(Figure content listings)
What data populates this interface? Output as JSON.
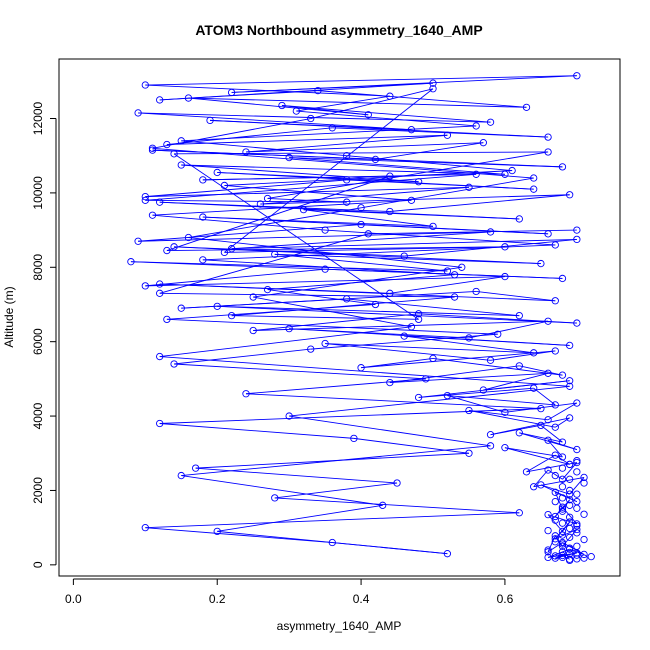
{
  "chart_data": {
    "type": "scatter",
    "title": "ATOM3 Northbound asymmetry_1640_AMP",
    "xlabel": "asymmetry_1640_AMP",
    "ylabel": "Altitude (m)",
    "xlim": [
      -0.02,
      0.76
    ],
    "ylim": [
      -300,
      13600
    ],
    "xticks": [
      "0.0",
      "0.2",
      "0.4",
      "0.6"
    ],
    "yticks": [
      "0",
      "2000",
      "4000",
      "6000",
      "8000",
      "10000",
      "12000"
    ],
    "grid": false,
    "legend": "none",
    "color": "#0000ff",
    "series": [
      {
        "style": "points-and-lines",
        "x": [
          0.69,
          0.68,
          0.67,
          0.7,
          0.66,
          0.69,
          0.71,
          0.68,
          0.66,
          0.67,
          0.68,
          0.7,
          0.67,
          0.69,
          0.68,
          0.66,
          0.7,
          0.68,
          0.67,
          0.69,
          0.68,
          0.67,
          0.7,
          0.65,
          0.69,
          0.71,
          0.64,
          0.66,
          0.68,
          0.7,
          0.63,
          0.67,
          0.69,
          0.6,
          0.68,
          0.66,
          0.7,
          0.62,
          0.68,
          0.65,
          0.58,
          0.69,
          0.67,
          0.55,
          0.66,
          0.7,
          0.6,
          0.52,
          0.67,
          0.64,
          0.48,
          0.69,
          0.57,
          0.66,
          0.44,
          0.62,
          0.68,
          0.5,
          0.4,
          0.67,
          0.58,
          0.35,
          0.64,
          0.46,
          0.69,
          0.3,
          0.55,
          0.66,
          0.25,
          0.48,
          0.7,
          0.2,
          0.62,
          0.38,
          0.15,
          0.56,
          0.67,
          0.12,
          0.44,
          0.6,
          0.1,
          0.35,
          0.68,
          0.08,
          0.52,
          0.28,
          0.65,
          0.14,
          0.46,
          0.7,
          0.22,
          0.58,
          0.09,
          0.4,
          0.66,
          0.18,
          0.5,
          0.32,
          0.62,
          0.12,
          0.44,
          0.69,
          0.26,
          0.55,
          0.1,
          0.38,
          0.64,
          0.2,
          0.48,
          0.15,
          0.6,
          0.3,
          0.68,
          0.11,
          0.42,
          0.57,
          0.24,
          0.52,
          0.13,
          0.36,
          0.66,
          0.19,
          0.47,
          0.09,
          0.58,
          0.29,
          0.41,
          0.16,
          0.63,
          0.34,
          0.12,
          0.5,
          0.22,
          0.7,
          0.1,
          0.44,
          0.31,
          0.56,
          0.15,
          0.38,
          0.61,
          0.21,
          0.47,
          0.11,
          0.35,
          0.67,
          0.18,
          0.53,
          0.27,
          0.42,
          0.13,
          0.59,
          0.33,
          0.14,
          0.49,
          0.24,
          0.65,
          0.12,
          0.39,
          0.55,
          0.17,
          0.45,
          0.28,
          0.62,
          0.1,
          0.36,
          0.52,
          0.2,
          0.43,
          0.15,
          0.58,
          0.3,
          0.69,
          0.12,
          0.47,
          0.25,
          0.54,
          0.16,
          0.4,
          0.64,
          0.11,
          0.33,
          0.5,
          0.21,
          0.6,
          0.13,
          0.44,
          0.18,
          0.56,
          0.1,
          0.38,
          0.27,
          0.66,
          0.14,
          0.48,
          0.22,
          0.53,
          0.12,
          0.41,
          0.7
        ],
        "y": [
          150,
          250,
          180,
          320,
          200,
          420,
          280,
          600,
          350,
          780,
          500,
          950,
          700,
          1150,
          900,
          1350,
          1100,
          1550,
          1300,
          1750,
          1500,
          1950,
          1700,
          2150,
          1900,
          2350,
          2100,
          2550,
          2300,
          2750,
          2500,
          2950,
          2700,
          3150,
          2900,
          3350,
          3100,
          3550,
          3300,
          3750,
          3500,
          3950,
          3700,
          4150,
          3900,
          4350,
          4100,
          4550,
          4300,
          4750,
          4500,
          4950,
          4700,
          5150,
          4900,
          5350,
          5100,
          5550,
          5300,
          5750,
          5500,
          5950,
          5700,
          6150,
          5900,
          6350,
          6100,
          6550,
          6300,
          6750,
          6500,
          6950,
          6700,
          7150,
          6900,
          7350,
          7100,
          7550,
          7300,
          7750,
          7500,
          7950,
          7700,
          8150,
          7900,
          8350,
          8100,
          8550,
          8300,
          8750,
          8500,
          8950,
          8700,
          9150,
          8900,
          9350,
          9100,
          9550,
          9300,
          9750,
          9500,
          9950,
          9700,
          10150,
          9900,
          10350,
          10100,
          10550,
          10300,
          10750,
          10500,
          10950,
          10700,
          11150,
          10900,
          11350,
          11100,
          11550,
          11300,
          11750,
          11500,
          11950,
          11700,
          12150,
          11900,
          12350,
          12100,
          12550,
          12300,
          12750,
          12500,
          12950,
          12700,
          13150,
          12900,
          12600,
          12200,
          11800,
          11400,
          11000,
          10600,
          10200,
          9800,
          9400,
          9000,
          8600,
          8200,
          7800,
          7400,
          7000,
          6600,
          6200,
          5800,
          5400,
          5000,
          4600,
          4200,
          3800,
          3400,
          3000,
          2600,
          2200,
          1800,
          1400,
          1000,
          600,
          300,
          900,
          1600,
          2400,
          3200,
          4000,
          4800,
          5600,
          6400,
          7200,
          8000,
          8800,
          9600,
          10400,
          11200,
          12000,
          12800,
          8400,
          8550,
          8450,
          10450,
          10350,
          10500,
          9800,
          9750,
          9850,
          11100,
          11050,
          6600,
          6700,
          7200,
          7300,
          8900,
          9000
        ]
      },
      {
        "style": "points-only",
        "x": [
          0.69,
          0.7,
          0.68,
          0.71,
          0.67,
          0.69,
          0.7,
          0.68,
          0.72,
          0.66,
          0.69,
          0.7,
          0.68,
          0.67,
          0.71,
          0.69,
          0.68,
          0.7,
          0.66,
          0.69,
          0.7,
          0.68,
          0.67,
          0.69,
          0.71,
          0.68,
          0.7,
          0.69,
          0.67,
          0.68,
          0.7,
          0.69,
          0.68,
          0.71,
          0.69,
          0.67,
          0.7,
          0.68,
          0.69,
          0.7
        ],
        "y": [
          120,
          160,
          200,
          180,
          240,
          300,
          260,
          350,
          220,
          400,
          450,
          500,
          560,
          620,
          680,
          740,
          800,
          860,
          920,
          980,
          1050,
          1120,
          1200,
          1280,
          1360,
          1440,
          1520,
          1600,
          1700,
          1800,
          1900,
          2000,
          2100,
          2200,
          2300,
          2400,
          2500,
          2600,
          2700,
          2800
        ]
      }
    ]
  }
}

#### Request
What comes back should match the records exactly, minus any pictures.

#### Task output
What data populates this interface? Output as JSON.
{
  "chart_data": {
    "type": "scatter",
    "title": "ATOM3 Northbound asymmetry_1640_AMP",
    "xlabel": "asymmetry_1640_AMP",
    "ylabel": "Altitude (m)",
    "xlim": [
      -0.02,
      0.76
    ],
    "ylim": [
      -300,
      13600
    ],
    "xticks": [
      "0.0",
      "0.2",
      "0.4",
      "0.6"
    ],
    "yticks": [
      "0",
      "2000",
      "4000",
      "6000",
      "8000",
      "10000",
      "12000"
    ],
    "grid": false,
    "legend": "none",
    "color": "#0000ff",
    "series": [
      {
        "style": "points-and-lines",
        "x": [
          0.69,
          0.68,
          0.67,
          0.7,
          0.66,
          0.69,
          0.71,
          0.68,
          0.66,
          0.67,
          0.68,
          0.7,
          0.67,
          0.69,
          0.68,
          0.66,
          0.7,
          0.68,
          0.67,
          0.69,
          0.68,
          0.67,
          0.7,
          0.65,
          0.69,
          0.71,
          0.64,
          0.66,
          0.68,
          0.7,
          0.63,
          0.67,
          0.69,
          0.6,
          0.68,
          0.66,
          0.7,
          0.62,
          0.68,
          0.65,
          0.58,
          0.69,
          0.67,
          0.55,
          0.66,
          0.7,
          0.6,
          0.52,
          0.67,
          0.64,
          0.48,
          0.69,
          0.57,
          0.66,
          0.44,
          0.62,
          0.68,
          0.5,
          0.4,
          0.67,
          0.58,
          0.35,
          0.64,
          0.46,
          0.69,
          0.3,
          0.55,
          0.66,
          0.25,
          0.48,
          0.7,
          0.2,
          0.62,
          0.38,
          0.15,
          0.56,
          0.67,
          0.12,
          0.44,
          0.6,
          0.1,
          0.35,
          0.68,
          0.08,
          0.52,
          0.28,
          0.65,
          0.14,
          0.46,
          0.7,
          0.22,
          0.58,
          0.09,
          0.4,
          0.66,
          0.18,
          0.5,
          0.32,
          0.62,
          0.12,
          0.44,
          0.69,
          0.26,
          0.55,
          0.1,
          0.38,
          0.64,
          0.2,
          0.48,
          0.15,
          0.6,
          0.3,
          0.68,
          0.11,
          0.42,
          0.57,
          0.24,
          0.52,
          0.13,
          0.36,
          0.66,
          0.19,
          0.47,
          0.09,
          0.58,
          0.29,
          0.41,
          0.16,
          0.63,
          0.34,
          0.12,
          0.5,
          0.22,
          0.7,
          0.1,
          0.44,
          0.31,
          0.56,
          0.15,
          0.38,
          0.61,
          0.21,
          0.47,
          0.11,
          0.35,
          0.67,
          0.18,
          0.53,
          0.27,
          0.42,
          0.13,
          0.59,
          0.33,
          0.14,
          0.49,
          0.24,
          0.65,
          0.12,
          0.39,
          0.55,
          0.17,
          0.45,
          0.28,
          0.62,
          0.1,
          0.36,
          0.52,
          0.2,
          0.43,
          0.15,
          0.58,
          0.3,
          0.69,
          0.12,
          0.47,
          0.25,
          0.54,
          0.16,
          0.4,
          0.64,
          0.11,
          0.33,
          0.5,
          0.21,
          0.6,
          0.13,
          0.44,
          0.18,
          0.56,
          0.1,
          0.38,
          0.27,
          0.66,
          0.14,
          0.48,
          0.22,
          0.53,
          0.12,
          0.41,
          0.7
        ],
        "y": [
          150,
          250,
          180,
          320,
          200,
          420,
          280,
          600,
          350,
          780,
          500,
          950,
          700,
          1150,
          900,
          1350,
          1100,
          1550,
          1300,
          1750,
          1500,
          1950,
          1700,
          2150,
          1900,
          2350,
          2100,
          2550,
          2300,
          2750,
          2500,
          2950,
          2700,
          3150,
          2900,
          3350,
          3100,
          3550,
          3300,
          3750,
          3500,
          3950,
          3700,
          4150,
          3900,
          4350,
          4100,
          4550,
          4300,
          4750,
          4500,
          4950,
          4700,
          5150,
          4900,
          5350,
          5100,
          5550,
          5300,
          5750,
          5500,
          5950,
          5700,
          6150,
          5900,
          6350,
          6100,
          6550,
          6300,
          6750,
          6500,
          6950,
          6700,
          7150,
          6900,
          7350,
          7100,
          7550,
          7300,
          7750,
          7500,
          7950,
          7700,
          8150,
          7900,
          8350,
          8100,
          8550,
          8300,
          8750,
          8500,
          8950,
          8700,
          9150,
          8900,
          9350,
          9100,
          9550,
          9300,
          9750,
          9500,
          9950,
          9700,
          10150,
          9900,
          10350,
          10100,
          10550,
          10300,
          10750,
          10500,
          10950,
          10700,
          11150,
          10900,
          11350,
          11100,
          11550,
          11300,
          11750,
          11500,
          11950,
          11700,
          12150,
          11900,
          12350,
          12100,
          12550,
          12300,
          12750,
          12500,
          12950,
          12700,
          13150,
          12900,
          12600,
          12200,
          11800,
          11400,
          11000,
          10600,
          10200,
          9800,
          9400,
          9000,
          8600,
          8200,
          7800,
          7400,
          7000,
          6600,
          6200,
          5800,
          5400,
          5000,
          4600,
          4200,
          3800,
          3400,
          3000,
          2600,
          2200,
          1800,
          1400,
          1000,
          600,
          300,
          900,
          1600,
          2400,
          3200,
          4000,
          4800,
          5600,
          6400,
          7200,
          8000,
          8800,
          9600,
          10400,
          11200,
          12000,
          12800,
          8400,
          8550,
          8450,
          10450,
          10350,
          10500,
          9800,
          9750,
          9850,
          11100,
          11050,
          6600,
          6700,
          7200,
          7300,
          8900,
          9000
        ]
      },
      {
        "style": "points-only",
        "x": [
          0.69,
          0.7,
          0.68,
          0.71,
          0.67,
          0.69,
          0.7,
          0.68,
          0.72,
          0.66,
          0.69,
          0.7,
          0.68,
          0.67,
          0.71,
          0.69,
          0.68,
          0.7,
          0.66,
          0.69,
          0.7,
          0.68,
          0.67,
          0.69,
          0.71,
          0.68,
          0.7,
          0.69,
          0.67,
          0.68,
          0.7,
          0.69,
          0.68,
          0.71,
          0.69,
          0.67,
          0.7,
          0.68,
          0.69,
          0.7
        ],
        "y": [
          120,
          160,
          200,
          180,
          240,
          300,
          260,
          350,
          220,
          400,
          450,
          500,
          560,
          620,
          680,
          740,
          800,
          860,
          920,
          980,
          1050,
          1120,
          1200,
          1280,
          1360,
          1440,
          1520,
          1600,
          1700,
          1800,
          1900,
          2000,
          2100,
          2200,
          2300,
          2400,
          2500,
          2600,
          2700,
          2800
        ]
      }
    ]
  }
}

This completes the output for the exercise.